CHALLENGE:
Count how many of the lines below contain the word "different", matching case exactly, and reply with only that number.

RECORDS SUPPLIED:
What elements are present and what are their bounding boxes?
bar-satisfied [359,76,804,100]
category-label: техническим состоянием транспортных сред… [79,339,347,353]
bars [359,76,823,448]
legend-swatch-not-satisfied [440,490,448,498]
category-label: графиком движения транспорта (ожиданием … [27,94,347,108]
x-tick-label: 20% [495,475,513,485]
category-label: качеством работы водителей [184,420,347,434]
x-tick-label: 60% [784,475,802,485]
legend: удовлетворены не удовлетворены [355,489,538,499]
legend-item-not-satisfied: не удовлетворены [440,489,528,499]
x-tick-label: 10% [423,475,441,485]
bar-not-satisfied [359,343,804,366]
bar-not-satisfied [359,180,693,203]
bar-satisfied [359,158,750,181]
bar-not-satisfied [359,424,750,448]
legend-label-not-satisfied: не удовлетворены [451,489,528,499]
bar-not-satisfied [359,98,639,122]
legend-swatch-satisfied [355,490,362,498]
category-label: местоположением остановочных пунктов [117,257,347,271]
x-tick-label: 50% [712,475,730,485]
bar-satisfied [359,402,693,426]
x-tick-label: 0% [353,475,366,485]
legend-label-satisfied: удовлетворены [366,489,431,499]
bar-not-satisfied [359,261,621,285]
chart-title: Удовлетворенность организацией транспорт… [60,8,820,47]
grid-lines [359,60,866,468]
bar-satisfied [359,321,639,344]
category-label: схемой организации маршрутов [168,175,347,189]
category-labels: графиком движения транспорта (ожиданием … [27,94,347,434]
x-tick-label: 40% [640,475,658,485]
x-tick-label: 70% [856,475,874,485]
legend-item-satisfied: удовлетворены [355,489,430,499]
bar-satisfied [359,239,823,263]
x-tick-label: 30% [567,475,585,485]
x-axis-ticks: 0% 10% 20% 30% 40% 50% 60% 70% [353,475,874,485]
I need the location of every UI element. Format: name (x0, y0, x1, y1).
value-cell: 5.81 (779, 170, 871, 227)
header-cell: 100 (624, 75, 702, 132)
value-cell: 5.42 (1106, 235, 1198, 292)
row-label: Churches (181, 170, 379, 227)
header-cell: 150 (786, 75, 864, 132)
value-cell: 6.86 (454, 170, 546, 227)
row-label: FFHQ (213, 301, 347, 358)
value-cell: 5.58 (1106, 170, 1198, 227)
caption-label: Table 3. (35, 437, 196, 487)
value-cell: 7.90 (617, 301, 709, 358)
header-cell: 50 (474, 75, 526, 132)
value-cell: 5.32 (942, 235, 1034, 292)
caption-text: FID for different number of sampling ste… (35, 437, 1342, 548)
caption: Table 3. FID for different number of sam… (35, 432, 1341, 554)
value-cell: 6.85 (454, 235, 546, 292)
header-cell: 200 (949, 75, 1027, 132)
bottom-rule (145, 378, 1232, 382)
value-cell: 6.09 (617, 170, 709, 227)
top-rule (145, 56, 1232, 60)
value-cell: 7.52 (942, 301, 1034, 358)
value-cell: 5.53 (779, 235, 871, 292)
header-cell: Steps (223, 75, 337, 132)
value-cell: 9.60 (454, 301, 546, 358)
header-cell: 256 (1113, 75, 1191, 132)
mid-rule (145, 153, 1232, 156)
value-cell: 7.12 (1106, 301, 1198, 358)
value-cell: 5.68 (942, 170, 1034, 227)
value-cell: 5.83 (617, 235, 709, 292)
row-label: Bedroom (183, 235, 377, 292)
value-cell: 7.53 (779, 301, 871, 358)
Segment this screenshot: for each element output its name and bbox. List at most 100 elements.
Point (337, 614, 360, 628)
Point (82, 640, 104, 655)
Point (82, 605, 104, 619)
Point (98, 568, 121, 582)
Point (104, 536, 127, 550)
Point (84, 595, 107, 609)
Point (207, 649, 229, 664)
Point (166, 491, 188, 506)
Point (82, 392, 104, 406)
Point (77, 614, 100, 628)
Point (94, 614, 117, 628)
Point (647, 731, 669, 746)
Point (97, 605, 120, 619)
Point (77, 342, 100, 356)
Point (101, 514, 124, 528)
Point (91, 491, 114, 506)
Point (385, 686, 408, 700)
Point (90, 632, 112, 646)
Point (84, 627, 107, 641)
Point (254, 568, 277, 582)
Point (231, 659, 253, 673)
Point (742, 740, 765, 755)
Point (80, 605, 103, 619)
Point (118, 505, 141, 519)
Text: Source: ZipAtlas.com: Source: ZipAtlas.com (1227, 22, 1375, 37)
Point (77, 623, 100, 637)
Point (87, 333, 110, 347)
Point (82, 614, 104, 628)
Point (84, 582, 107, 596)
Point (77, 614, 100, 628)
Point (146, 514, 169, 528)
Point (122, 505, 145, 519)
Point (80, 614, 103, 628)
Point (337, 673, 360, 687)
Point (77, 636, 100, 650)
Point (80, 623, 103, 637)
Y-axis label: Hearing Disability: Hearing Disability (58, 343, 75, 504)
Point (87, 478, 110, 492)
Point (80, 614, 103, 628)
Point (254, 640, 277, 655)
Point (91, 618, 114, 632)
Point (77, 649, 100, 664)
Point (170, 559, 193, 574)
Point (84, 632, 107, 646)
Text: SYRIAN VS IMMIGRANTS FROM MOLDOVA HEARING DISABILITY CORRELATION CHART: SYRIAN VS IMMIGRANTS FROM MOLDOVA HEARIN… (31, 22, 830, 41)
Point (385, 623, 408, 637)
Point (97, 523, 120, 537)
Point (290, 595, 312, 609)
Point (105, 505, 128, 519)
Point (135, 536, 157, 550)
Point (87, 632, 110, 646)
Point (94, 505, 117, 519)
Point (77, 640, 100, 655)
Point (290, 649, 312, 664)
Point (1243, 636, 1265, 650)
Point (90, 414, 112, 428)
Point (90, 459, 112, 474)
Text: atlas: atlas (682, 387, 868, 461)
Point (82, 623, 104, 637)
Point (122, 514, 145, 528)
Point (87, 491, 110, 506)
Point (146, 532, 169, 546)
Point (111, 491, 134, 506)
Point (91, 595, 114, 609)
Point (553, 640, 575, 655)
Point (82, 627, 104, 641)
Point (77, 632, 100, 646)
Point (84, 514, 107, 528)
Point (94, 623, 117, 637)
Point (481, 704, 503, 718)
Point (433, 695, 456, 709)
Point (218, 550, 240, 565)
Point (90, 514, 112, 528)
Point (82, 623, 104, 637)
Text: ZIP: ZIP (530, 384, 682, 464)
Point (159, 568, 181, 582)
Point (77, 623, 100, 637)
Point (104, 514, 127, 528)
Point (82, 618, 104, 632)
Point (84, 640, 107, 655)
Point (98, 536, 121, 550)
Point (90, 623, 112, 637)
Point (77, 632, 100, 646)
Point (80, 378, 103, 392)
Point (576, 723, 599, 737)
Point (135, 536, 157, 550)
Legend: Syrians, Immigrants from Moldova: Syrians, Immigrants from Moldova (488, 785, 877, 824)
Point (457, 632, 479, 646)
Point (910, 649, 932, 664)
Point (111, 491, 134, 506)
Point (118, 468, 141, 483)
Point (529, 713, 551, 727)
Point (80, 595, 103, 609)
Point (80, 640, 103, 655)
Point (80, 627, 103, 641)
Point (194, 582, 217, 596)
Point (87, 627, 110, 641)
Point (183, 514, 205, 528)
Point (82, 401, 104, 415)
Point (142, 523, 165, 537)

THE REPLY:
2